───── Records for the exercise ─────

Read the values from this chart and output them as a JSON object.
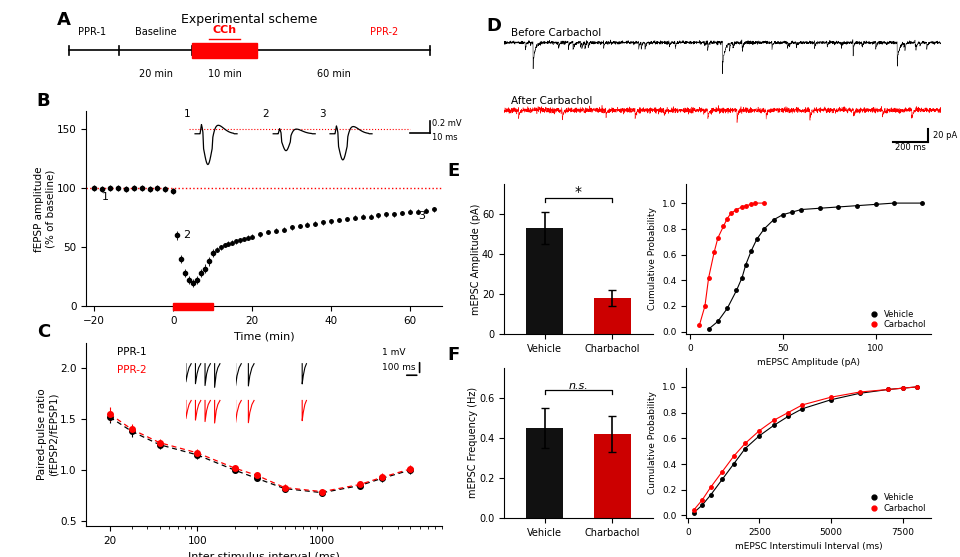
{
  "title_A": "Experimental scheme",
  "panel_B": {
    "baseline_x": [
      -20,
      -18,
      -16,
      -14,
      -12,
      -10,
      -8,
      -6,
      -4,
      -2,
      0
    ],
    "baseline_y": [
      100,
      99,
      100,
      100,
      99,
      100,
      100,
      99,
      100,
      99,
      98
    ],
    "drug_x": [
      1,
      2,
      3,
      4,
      5,
      6,
      7,
      8,
      9,
      10
    ],
    "drug_y": [
      60,
      40,
      28,
      22,
      20,
      22,
      28,
      32,
      38,
      45
    ],
    "recovery_x": [
      11,
      12,
      13,
      14,
      15,
      16,
      17,
      18,
      19,
      20,
      22,
      24,
      26,
      28,
      30,
      32,
      34,
      36,
      38,
      40,
      42,
      44,
      46,
      48,
      50,
      52,
      54,
      56,
      58,
      60,
      62,
      64,
      66
    ],
    "recovery_y": [
      48,
      50,
      52,
      53,
      54,
      55,
      56,
      57,
      58,
      59,
      61,
      63,
      64,
      65,
      67,
      68,
      69,
      70,
      71,
      72,
      73,
      74,
      75,
      76,
      76,
      77,
      78,
      78,
      79,
      80,
      80,
      81,
      82
    ],
    "yticks": [
      0,
      50,
      100,
      150
    ],
    "xticks": [
      -20,
      0,
      20,
      40,
      60
    ],
    "xlabel": "Time (min)",
    "ylabel": "fEPSP amplitude\n(% of baseline)",
    "scale_bar_mv": "0.2 mV",
    "scale_bar_ms": "10 ms"
  },
  "panel_C": {
    "x": [
      20,
      30,
      50,
      100,
      200,
      300,
      500,
      1000,
      2000,
      3000,
      5000
    ],
    "y_ppr1": [
      1.52,
      1.38,
      1.25,
      1.15,
      1.0,
      0.92,
      0.82,
      0.78,
      0.85,
      0.92,
      1.0
    ],
    "y_ppr2": [
      1.55,
      1.4,
      1.27,
      1.17,
      1.02,
      0.95,
      0.83,
      0.79,
      0.86,
      0.93,
      1.01
    ],
    "err1": [
      0.06,
      0.05,
      0.04,
      0.04,
      0.03,
      0.03,
      0.03,
      0.03,
      0.03,
      0.04,
      0.04
    ],
    "err2": [
      0.07,
      0.05,
      0.04,
      0.04,
      0.03,
      0.03,
      0.03,
      0.03,
      0.03,
      0.04,
      0.04
    ],
    "yticks": [
      0.5,
      1.0,
      1.5,
      2.0
    ],
    "xlabel": "Inter-stimulus interval (ms)",
    "ylabel": "Paired-pulse ratio\n(fEPSP2/fEPSP1)",
    "scale_bar_mv": "1 mV",
    "scale_bar_ms": "100 ms"
  },
  "panel_D": {
    "label_before": "Before Carbachol",
    "label_after": "After Carbachol",
    "scale_bar_pa": "20 pA",
    "scale_bar_ms": "200 ms"
  },
  "panel_E": {
    "categories": [
      "Vehicle",
      "Charbachol"
    ],
    "bar_values": [
      53,
      18
    ],
    "bar_errors": [
      8,
      4
    ],
    "bar_colors": [
      "#111111",
      "#cc0000"
    ],
    "ylabel": "mEPSC Amplitude (pA)",
    "yticks": [
      0,
      20,
      40,
      60
    ],
    "ylim": 75,
    "significance": "*",
    "cum_xlabel": "mEPSC Amplitude (pA)",
    "cum_ylabel": "Cumulative Probability",
    "cum_vehicle_x": [
      10,
      15,
      20,
      25,
      28,
      30,
      33,
      36,
      40,
      45,
      50,
      55,
      60,
      70,
      80,
      90,
      100,
      110,
      125
    ],
    "cum_vehicle_y": [
      0.02,
      0.08,
      0.18,
      0.32,
      0.42,
      0.52,
      0.63,
      0.72,
      0.8,
      0.87,
      0.91,
      0.93,
      0.95,
      0.96,
      0.97,
      0.98,
      0.99,
      1.0,
      1.0
    ],
    "cum_carbachol_x": [
      5,
      8,
      10,
      13,
      15,
      18,
      20,
      22,
      25,
      28,
      30,
      33,
      35,
      40
    ],
    "cum_carbachol_y": [
      0.05,
      0.2,
      0.42,
      0.62,
      0.73,
      0.82,
      0.88,
      0.92,
      0.95,
      0.97,
      0.98,
      0.99,
      1.0,
      1.0
    ],
    "cum_xticks": [
      0,
      50,
      100
    ],
    "cum_xlim": 130
  },
  "panel_F": {
    "categories": [
      "Vehicle",
      "Charbachol"
    ],
    "bar_values": [
      0.45,
      0.42
    ],
    "bar_errors": [
      0.1,
      0.09
    ],
    "bar_colors": [
      "#111111",
      "#cc0000"
    ],
    "ylabel": "mEPSC Frequency (Hz)",
    "yticks": [
      0,
      0.2,
      0.4,
      0.6
    ],
    "ylim": 0.75,
    "significance": "n.s.",
    "cum_xlabel": "mEPSC Interstimuli Interval (ms)",
    "cum_ylabel": "Cumulative Probability",
    "cum_vehicle_x": [
      200,
      500,
      800,
      1200,
      1600,
      2000,
      2500,
      3000,
      3500,
      4000,
      5000,
      6000,
      7000,
      7500,
      8000
    ],
    "cum_vehicle_y": [
      0.02,
      0.08,
      0.16,
      0.28,
      0.4,
      0.52,
      0.62,
      0.7,
      0.77,
      0.83,
      0.9,
      0.95,
      0.98,
      0.99,
      1.0
    ],
    "cum_carbachol_x": [
      200,
      500,
      800,
      1200,
      1600,
      2000,
      2500,
      3000,
      3500,
      4000,
      5000,
      6000,
      7000,
      7500,
      8000
    ],
    "cum_carbachol_y": [
      0.04,
      0.12,
      0.22,
      0.34,
      0.46,
      0.56,
      0.66,
      0.74,
      0.8,
      0.86,
      0.92,
      0.96,
      0.98,
      0.99,
      1.0
    ],
    "cum_xticks": [
      0,
      2500,
      5000,
      7500
    ],
    "cum_xlim": 8500
  },
  "colors": {
    "black": "#111111",
    "red": "#cc0000",
    "background": "#ffffff"
  }
}
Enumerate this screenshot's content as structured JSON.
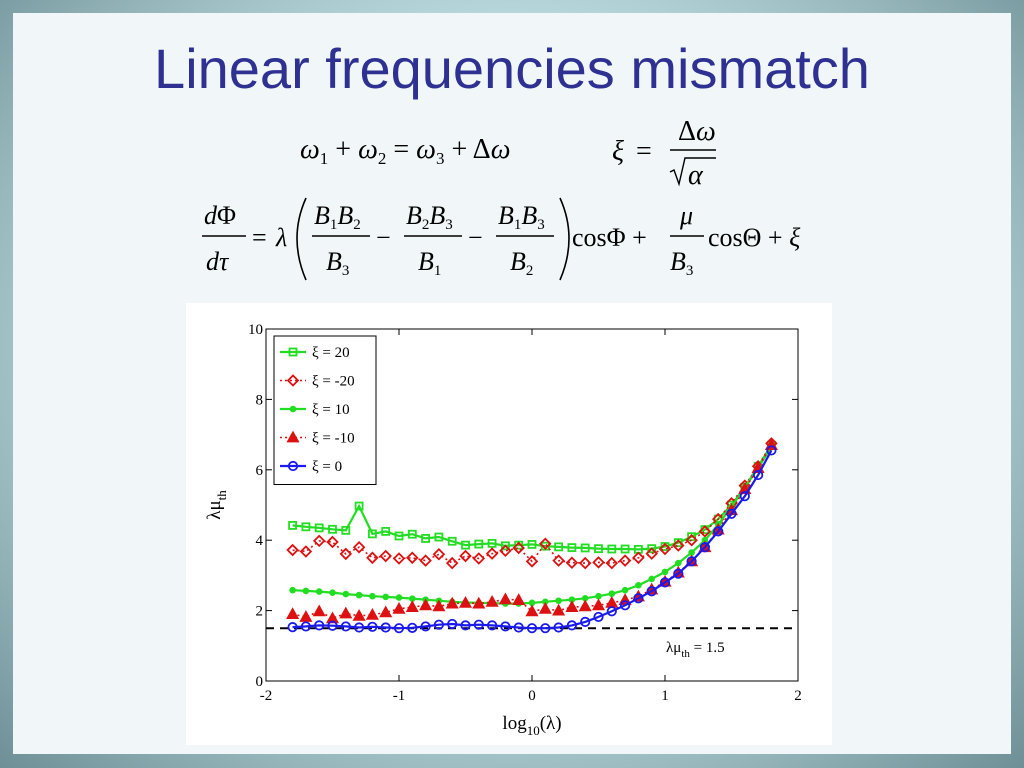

─────

**Short problem**: Print the records word for word and exclude any picture they hold.

**Task solution**:
Read the values from this chart and output them as a JSON object.
{
  "title_A": "Experimental scheme",
  "panel_B": {
    "baseline_x": [
      -20,
      -18,
      -16,
      -14,
      -12,
      -10,
      -8,
      -6,
      -4,
      -2,
      0
    ],
    "baseline_y": [
      100,
      99,
      100,
      100,
      99,
      100,
      100,
      99,
      100,
      99,
      98
    ],
    "drug_x": [
      1,
      2,
      3,
      4,
      5,
      6,
      7,
      8,
      9,
      10
    ],
    "drug_y": [
      60,
      40,
      28,
      22,
      20,
      22,
      28,
      32,
      38,
      45
    ],
    "recovery_x": [
      11,
      12,
      13,
      14,
      15,
      16,
      17,
      18,
      19,
      20,
      22,
      24,
      26,
      28,
      30,
      32,
      34,
      36,
      38,
      40,
      42,
      44,
      46,
      48,
      50,
      52,
      54,
      56,
      58,
      60,
      62,
      64,
      66
    ],
    "recovery_y": [
      48,
      50,
      52,
      53,
      54,
      55,
      56,
      57,
      58,
      59,
      61,
      63,
      64,
      65,
      67,
      68,
      69,
      70,
      71,
      72,
      73,
      74,
      75,
      76,
      76,
      77,
      78,
      78,
      79,
      80,
      80,
      81,
      82
    ],
    "yticks": [
      0,
      50,
      100,
      150
    ],
    "xticks": [
      -20,
      0,
      20,
      40,
      60
    ],
    "xlabel": "Time (min)",
    "ylabel": "fEPSP amplitude\n(% of baseline)",
    "scale_bar_mv": "0.2 mV",
    "scale_bar_ms": "10 ms"
  },
  "panel_C": {
    "x": [
      20,
      30,
      50,
      100,
      200,
      300,
      500,
      1000,
      2000,
      3000,
      5000
    ],
    "y_ppr1": [
      1.52,
      1.38,
      1.25,
      1.15,
      1.0,
      0.92,
      0.82,
      0.78,
      0.85,
      0.92,
      1.0
    ],
    "y_ppr2": [
      1.55,
      1.4,
      1.27,
      1.17,
      1.02,
      0.95,
      0.83,
      0.79,
      0.86,
      0.93,
      1.01
    ],
    "err1": [
      0.06,
      0.05,
      0.04,
      0.04,
      0.03,
      0.03,
      0.03,
      0.03,
      0.03,
      0.04,
      0.04
    ],
    "err2": [
      0.07,
      0.05,
      0.04,
      0.04,
      0.03,
      0.03,
      0.03,
      0.03,
      0.03,
      0.04,
      0.04
    ],
    "yticks": [
      0.5,
      1.0,
      1.5,
      2.0
    ],
    "xlabel": "Inter-stimulus interval (ms)",
    "ylabel": "Paired-pulse ratio\n(fEPSP2/fEPSP1)",
    "scale_bar_mv": "1 mV",
    "scale_bar_ms": "100 ms"
  },
  "panel_D": {
    "label_before": "Before Carbachol",
    "label_after": "After Carbachol",
    "scale_bar_pa": "20 pA",
    "scale_bar_ms": "200 ms"
  },
  "panel_E": {
    "categories": [
      "Vehicle",
      "Charbachol"
    ],
    "bar_values": [
      53,
      18
    ],
    "bar_errors": [
      8,
      4
    ],
    "bar_colors": [
      "#111111",
      "#cc0000"
    ],
    "ylabel": "mEPSC Amplitude (pA)",
    "yticks": [
      0,
      20,
      40,
      60
    ],
    "ylim": 75,
    "significance": "*",
    "cum_xlabel": "mEPSC Amplitude (pA)",
    "cum_ylabel": "Cumulative Probability",
    "cum_vehicle_x": [
      10,
      15,
      20,
      25,
      28,
      30,
      33,
      36,
      40,
      45,
      50,
      55,
      60,
      70,
      80,
      90,
      100,
      110,
      125
    ],
    "cum_vehicle_y": [
      0.02,
      0.08,
      0.18,
      0.32,
      0.42,
      0.52,
      0.63,
      0.72,
      0.8,
      0.87,
      0.91,
      0.93,
      0.95,
      0.96,
      0.97,
      0.98,
      0.99,
      1.0,
      1.0
    ],
    "cum_carbachol_x": [
      5,
      8,
      10,
      13,
      15,
      18,
      20,
      22,
      25,
      28,
      30,
      33,
      35,
      40
    ],
    "cum_carbachol_y": [
      0.05,
      0.2,
      0.42,
      0.62,
      0.73,
      0.82,
      0.88,
      0.92,
      0.95,
      0.97,
      0.98,
      0.99,
      1.0,
      1.0
    ],
    "cum_xticks": [
      0,
      50,
      100
    ],
    "cum_xlim": 130
  },
  "panel_F": {
    "categories": [
      "Vehicle",
      "Charbachol"
    ],
    "bar_values": [
      0.45,
      0.42
    ],
    "bar_errors": [
      0.1,
      0.09
    ],
    "bar_colors": [
      "#111111",
      "#cc0000"
    ],
    "ylabel": "mEPSC Frequency (Hz)",
    "yticks": [
      0,
      0.2,
      0.4,
      0.6
    ],
    "ylim": 0.75,
    "significance": "n.s.",
    "cum_xlabel": "mEPSC Interstimuli Interval (ms)",
    "cum_ylabel": "Cumulative Probability",
    "cum_vehicle_x": [
      200,
      500,
      800,
      1200,
      1600,
      2000,
      2500,
      3000,
      3500,
      4000,
      5000,
      6000,
      7000,
      7500,
      8000
    ],
    "cum_vehicle_y": [
      0.02,
      0.08,
      0.16,
      0.28,
      0.4,
      0.52,
      0.62,
      0.7,
      0.77,
      0.83,
      0.9,
      0.95,
      0.98,
      0.99,
      1.0
    ],
    "cum_carbachol_x": [
      200,
      500,
      800,
      1200,
      1600,
      2000,
      2500,
      3000,
      3500,
      4000,
      5000,
      6000,
      7000,
      7500,
      8000
    ],
    "cum_carbachol_y": [
      0.04,
      0.12,
      0.22,
      0.34,
      0.46,
      0.56,
      0.66,
      0.74,
      0.8,
      0.86,
      0.92,
      0.96,
      0.98,
      0.99,
      1.0
    ],
    "cum_xticks": [
      0,
      2500,
      5000,
      7500
    ],
    "cum_xlim": 8500
  },
  "colors": {
    "black": "#111111",
    "red": "#cc0000",
    "background": "#ffffff"
  }
}
Enumerate this screenshot's content as structured JSON.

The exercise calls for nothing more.